▸ EXERCISE OBJECTIVE
Determine the number of lines that contain the word "JSON", then state that number and nothing more.

▸ MATERIALS PROVIDED
========================================

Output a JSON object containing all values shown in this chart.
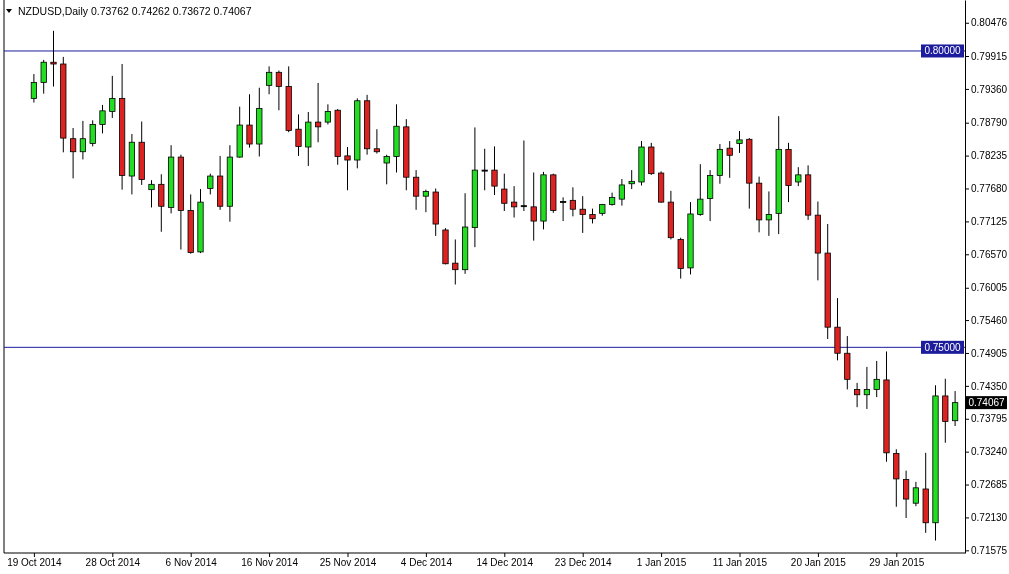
{
  "chart_data": {
    "type": "candlestick",
    "title": "NZDUSD,Daily 0.73762 0.74262 0.73672 0.74067",
    "categories": [
      "19 Oct 2014",
      null,
      null,
      null,
      null,
      null,
      null,
      null,
      "28 Oct 2014",
      null,
      null,
      null,
      null,
      null,
      null,
      null,
      "6 Nov 2014",
      null,
      null,
      null,
      null,
      null,
      null,
      null,
      "16 Nov 2014",
      null,
      null,
      null,
      null,
      null,
      null,
      null,
      "25 Nov 2014",
      null,
      null,
      null,
      null,
      null,
      null,
      null,
      "4 Dec 2014",
      null,
      null,
      null,
      null,
      null,
      null,
      null,
      "14 Dec 2014",
      null,
      null,
      null,
      null,
      null,
      null,
      null,
      "23 Dec 2014",
      null,
      null,
      null,
      null,
      null,
      null,
      null,
      "1 Jan 2015",
      null,
      null,
      null,
      null,
      null,
      null,
      null,
      "11 Jan 2015",
      null,
      null,
      null,
      null,
      null,
      null,
      null,
      "20 Jan 2015",
      null,
      null,
      null,
      null,
      null,
      null,
      null,
      "29 Jan 2015",
      null,
      null,
      null,
      null,
      null,
      null
    ],
    "ohlc": [
      [
        0.792,
        0.7961,
        0.7913,
        0.7947
      ],
      [
        0.7947,
        0.7985,
        0.7928,
        0.7981
      ],
      [
        0.7981,
        0.8034,
        0.794,
        0.7978
      ],
      [
        0.7978,
        0.799,
        0.7829,
        0.7853
      ],
      [
        0.7852,
        0.787,
        0.7785,
        0.783
      ],
      [
        0.783,
        0.7882,
        0.7817,
        0.7852
      ],
      [
        0.7844,
        0.7883,
        0.7839,
        0.7876
      ],
      [
        0.7876,
        0.7909,
        0.7861,
        0.7899
      ],
      [
        0.7898,
        0.7958,
        0.7887,
        0.792
      ],
      [
        0.792,
        0.7978,
        0.7766,
        0.779
      ],
      [
        0.7789,
        0.786,
        0.7758,
        0.7846
      ],
      [
        0.7846,
        0.7881,
        0.7774,
        0.7783
      ],
      [
        0.7766,
        0.7782,
        0.7736,
        0.7775
      ],
      [
        0.7775,
        0.7792,
        0.7695,
        0.7738
      ],
      [
        0.7736,
        0.7841,
        0.7726,
        0.7821
      ],
      [
        0.7821,
        0.7825,
        0.7665,
        0.7731
      ],
      [
        0.7731,
        0.7758,
        0.7658,
        0.766
      ],
      [
        0.7661,
        0.7767,
        0.7659,
        0.7745
      ],
      [
        0.7768,
        0.7793,
        0.7758,
        0.7789
      ],
      [
        0.7789,
        0.7823,
        0.7732,
        0.7738
      ],
      [
        0.7738,
        0.7841,
        0.7712,
        0.7821
      ],
      [
        0.7821,
        0.7906,
        0.782,
        0.7875
      ],
      [
        0.7875,
        0.7927,
        0.7837,
        0.7843
      ],
      [
        0.7843,
        0.7938,
        0.7822,
        0.7903
      ],
      [
        0.7942,
        0.7974,
        0.7927,
        0.7964
      ],
      [
        0.7964,
        0.7967,
        0.79,
        0.794
      ],
      [
        0.794,
        0.7974,
        0.7863,
        0.7866
      ],
      [
        0.7868,
        0.7893,
        0.7823,
        0.7839
      ],
      [
        0.7838,
        0.7897,
        0.7806,
        0.788
      ],
      [
        0.788,
        0.7946,
        0.7846,
        0.7872
      ],
      [
        0.788,
        0.791,
        0.7876,
        0.7898
      ],
      [
        0.79,
        0.7902,
        0.7808,
        0.7822
      ],
      [
        0.7823,
        0.7838,
        0.7765,
        0.7816
      ],
      [
        0.7816,
        0.792,
        0.7802,
        0.7916
      ],
      [
        0.7916,
        0.7926,
        0.7825,
        0.7835
      ],
      [
        0.7835,
        0.7868,
        0.7827,
        0.783
      ],
      [
        0.7811,
        0.7825,
        0.7775,
        0.7822
      ],
      [
        0.7822,
        0.791,
        0.7795,
        0.7873
      ],
      [
        0.7872,
        0.7885,
        0.7765,
        0.7787
      ],
      [
        0.7787,
        0.7799,
        0.7732,
        0.7755
      ],
      [
        0.7755,
        0.7766,
        0.7728,
        0.7763
      ],
      [
        0.7762,
        0.7768,
        0.7688,
        0.7708
      ],
      [
        0.7698,
        0.7701,
        0.764,
        0.7641
      ],
      [
        0.7642,
        0.7682,
        0.7606,
        0.7631
      ],
      [
        0.7631,
        0.776,
        0.7624,
        0.7703
      ],
      [
        0.7702,
        0.7871,
        0.7669,
        0.7799
      ],
      [
        0.7799,
        0.7835,
        0.7765,
        0.7799
      ],
      [
        0.7799,
        0.7839,
        0.7757,
        0.7772
      ],
      [
        0.7767,
        0.7793,
        0.773,
        0.7743
      ],
      [
        0.7745,
        0.7772,
        0.7719,
        0.7737
      ],
      [
        0.7739,
        0.7849,
        0.773,
        0.7739
      ],
      [
        0.7737,
        0.7795,
        0.768,
        0.7713
      ],
      [
        0.7713,
        0.7796,
        0.7699,
        0.7791
      ],
      [
        0.7791,
        0.7793,
        0.7727,
        0.7731
      ],
      [
        0.7746,
        0.7753,
        0.7713,
        0.7746
      ],
      [
        0.7748,
        0.777,
        0.7721,
        0.7733
      ],
      [
        0.7733,
        0.7755,
        0.7693,
        0.7724
      ],
      [
        0.7724,
        0.7734,
        0.7709,
        0.7717
      ],
      [
        0.7726,
        0.7742,
        0.7722,
        0.7741
      ],
      [
        0.7741,
        0.7761,
        0.7739,
        0.7753
      ],
      [
        0.775,
        0.7784,
        0.7739,
        0.7774
      ],
      [
        0.7776,
        0.7799,
        0.7767,
        0.778
      ],
      [
        0.7779,
        0.7848,
        0.7773,
        0.7838
      ],
      [
        0.7838,
        0.7845,
        0.7791,
        0.7793
      ],
      [
        0.7794,
        0.7797,
        0.7744,
        0.7745
      ],
      [
        0.7745,
        0.7764,
        0.7682,
        0.7685
      ],
      [
        0.7682,
        0.7685,
        0.7616,
        0.7633
      ],
      [
        0.7634,
        0.7745,
        0.7623,
        0.7725
      ],
      [
        0.7724,
        0.7809,
        0.7722,
        0.775
      ],
      [
        0.7751,
        0.7799,
        0.7713,
        0.779
      ],
      [
        0.779,
        0.7843,
        0.7776,
        0.7834
      ],
      [
        0.7836,
        0.7848,
        0.7786,
        0.7824
      ],
      [
        0.7844,
        0.7865,
        0.7828,
        0.785
      ],
      [
        0.7851,
        0.7853,
        0.7734,
        0.7777
      ],
      [
        0.7777,
        0.7788,
        0.7694,
        0.7715
      ],
      [
        0.7715,
        0.7763,
        0.7688,
        0.7724
      ],
      [
        0.7726,
        0.789,
        0.7691,
        0.7834
      ],
      [
        0.7834,
        0.7845,
        0.7745,
        0.7773
      ],
      [
        0.7779,
        0.7804,
        0.7772,
        0.7791
      ],
      [
        0.7791,
        0.7807,
        0.7715,
        0.7723
      ],
      [
        0.7723,
        0.7746,
        0.7613,
        0.7659
      ],
      [
        0.7659,
        0.7708,
        0.7514,
        0.7534
      ],
      [
        0.7534,
        0.7583,
        0.7478,
        0.749
      ],
      [
        0.749,
        0.7519,
        0.7429,
        0.7446
      ],
      [
        0.7429,
        0.744,
        0.7399,
        0.742
      ],
      [
        0.742,
        0.7467,
        0.7396,
        0.7429
      ],
      [
        0.7429,
        0.7477,
        0.7416,
        0.7446
      ],
      [
        0.7445,
        0.7493,
        0.7307,
        0.7322
      ],
      [
        0.7321,
        0.7328,
        0.7231,
        0.7278
      ],
      [
        0.7277,
        0.7292,
        0.7212,
        0.7244
      ],
      [
        0.7237,
        0.7273,
        0.7232,
        0.7263
      ],
      [
        0.7261,
        0.7322,
        0.7187,
        0.7204
      ],
      [
        0.7204,
        0.7436,
        0.7174,
        0.7418
      ],
      [
        0.7418,
        0.7447,
        0.7339,
        0.7375
      ],
      [
        0.73762,
        0.74262,
        0.73672,
        0.74067
      ]
    ],
    "colors": [
      "#22dd22",
      "#22dd22",
      "#dd2222",
      "#dd2222",
      "#dd2222",
      "#22dd22",
      "#22dd22",
      "#22dd22",
      "#22dd22",
      "#dd2222",
      "#22dd22",
      "#dd2222",
      "#22dd22",
      "#dd2222",
      "#22dd22",
      "#dd2222",
      "#dd2222",
      "#22dd22",
      "#22dd22",
      "#dd2222",
      "#22dd22",
      "#22dd22",
      "#dd2222",
      "#22dd22",
      "#22dd22",
      "#dd2222",
      "#dd2222",
      "#dd2222",
      "#22dd22",
      "#dd2222",
      "#22dd22",
      "#dd2222",
      "#dd2222",
      "#22dd22",
      "#dd2222",
      "#dd2222",
      "#22dd22",
      "#22dd22",
      "#dd2222",
      "#dd2222",
      "#22dd22",
      "#dd2222",
      "#dd2222",
      "#dd2222",
      "#22dd22",
      "#22dd22",
      "#000000",
      "#dd2222",
      "#dd2222",
      "#dd2222",
      "#000000",
      "#dd2222",
      "#22dd22",
      "#dd2222",
      "#000000",
      "#dd2222",
      "#dd2222",
      "#dd2222",
      "#22dd22",
      "#22dd22",
      "#22dd22",
      "#22dd22",
      "#22dd22",
      "#dd2222",
      "#dd2222",
      "#dd2222",
      "#dd2222",
      "#22dd22",
      "#22dd22",
      "#22dd22",
      "#22dd22",
      "#dd2222",
      "#22dd22",
      "#dd2222",
      "#dd2222",
      "#22dd22",
      "#22dd22",
      "#dd2222",
      "#22dd22",
      "#dd2222",
      "#dd2222",
      "#dd2222",
      "#dd2222",
      "#dd2222",
      "#dd2222",
      "#22dd22",
      "#22dd22",
      "#dd2222",
      "#dd2222",
      "#dd2222",
      "#22dd22",
      "#dd2222",
      "#22dd22",
      "#dd2222",
      "#22dd22"
    ],
    "ylim": [
      0.7153,
      0.8086
    ],
    "yticks": [
      {
        "value": 0.80476,
        "label": "0.80476"
      },
      {
        "value": 0.79915,
        "label": "0.79915"
      },
      {
        "value": 0.7936,
        "label": "0.79360"
      },
      {
        "value": 0.7879,
        "label": "0.78790"
      },
      {
        "value": 0.78235,
        "label": "0.78235"
      },
      {
        "value": 0.7768,
        "label": "0.77680"
      },
      {
        "value": 0.77125,
        "label": "0.77125"
      },
      {
        "value": 0.7657,
        "label": "0.76570"
      },
      {
        "value": 0.76005,
        "label": "0.76005"
      },
      {
        "value": 0.7546,
        "label": "0.75460"
      },
      {
        "value": 0.74905,
        "label": "0.74905"
      },
      {
        "value": 0.7435,
        "label": "0.74350"
      },
      {
        "value": 0.73795,
        "label": "0.73795"
      },
      {
        "value": 0.7324,
        "label": "0.73240"
      },
      {
        "value": 0.72685,
        "label": "0.72685"
      },
      {
        "value": 0.7213,
        "label": "0.72130"
      },
      {
        "value": 0.71575,
        "label": "0.71575"
      }
    ],
    "ref_lines": [
      {
        "axis": "y",
        "value": 0.8,
        "label": "0.80000",
        "color": "#1c1c9c"
      },
      {
        "axis": "y",
        "value": 0.75,
        "label": "0.75000",
        "color": "#1c1c9c"
      }
    ],
    "annotations": [
      "0.74067"
    ]
  }
}
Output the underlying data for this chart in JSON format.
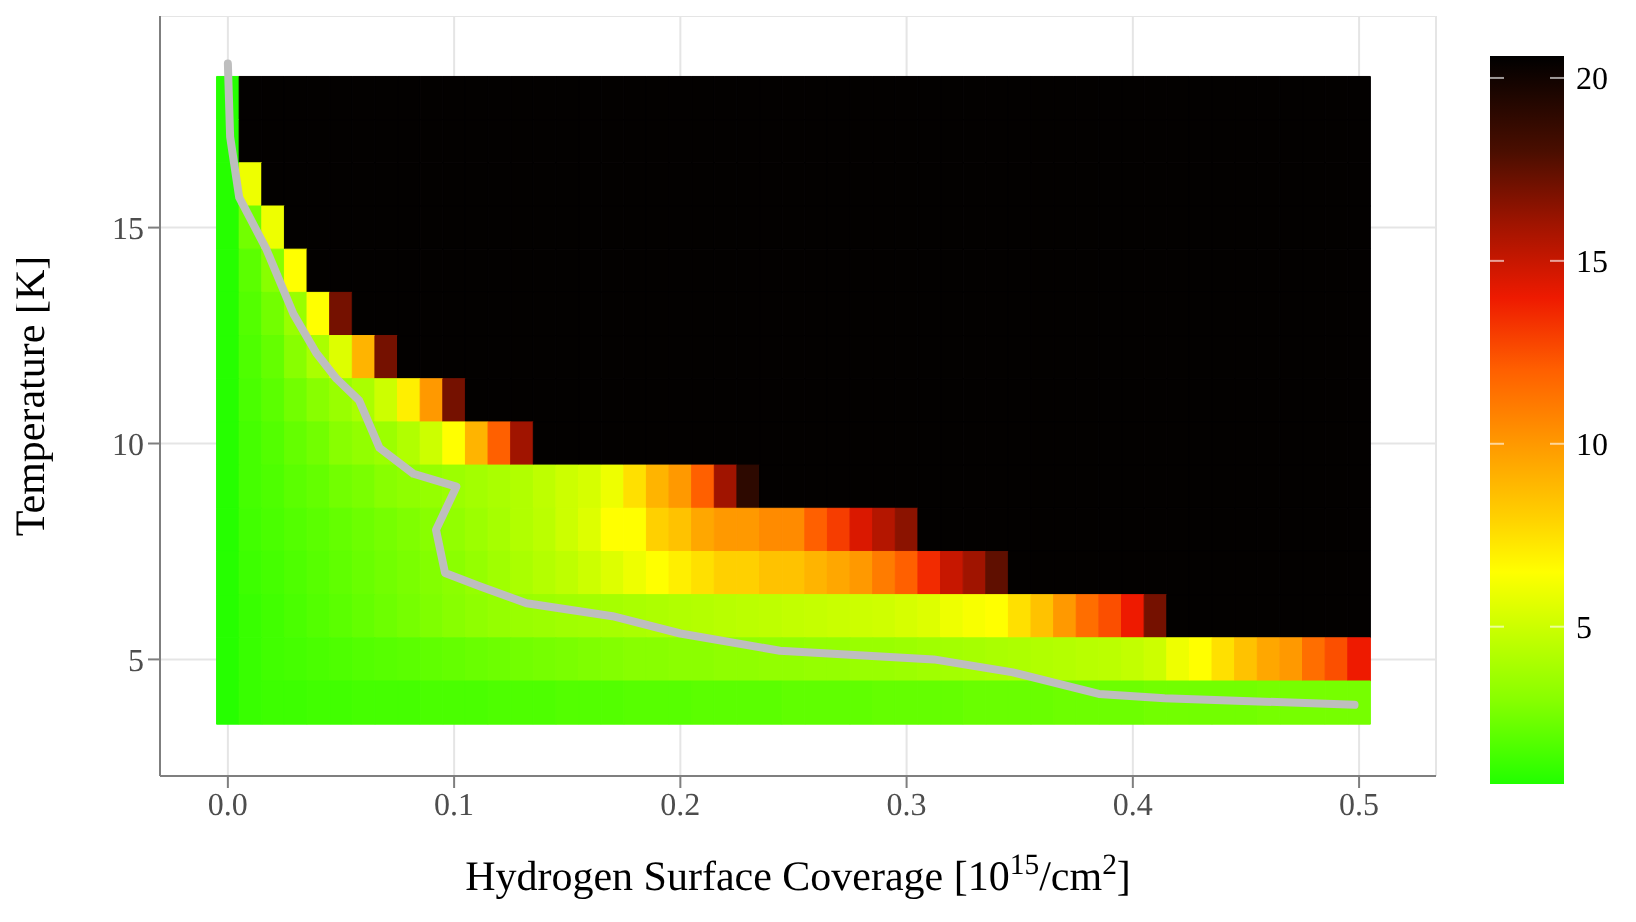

========================================

▸ SOLUTION
2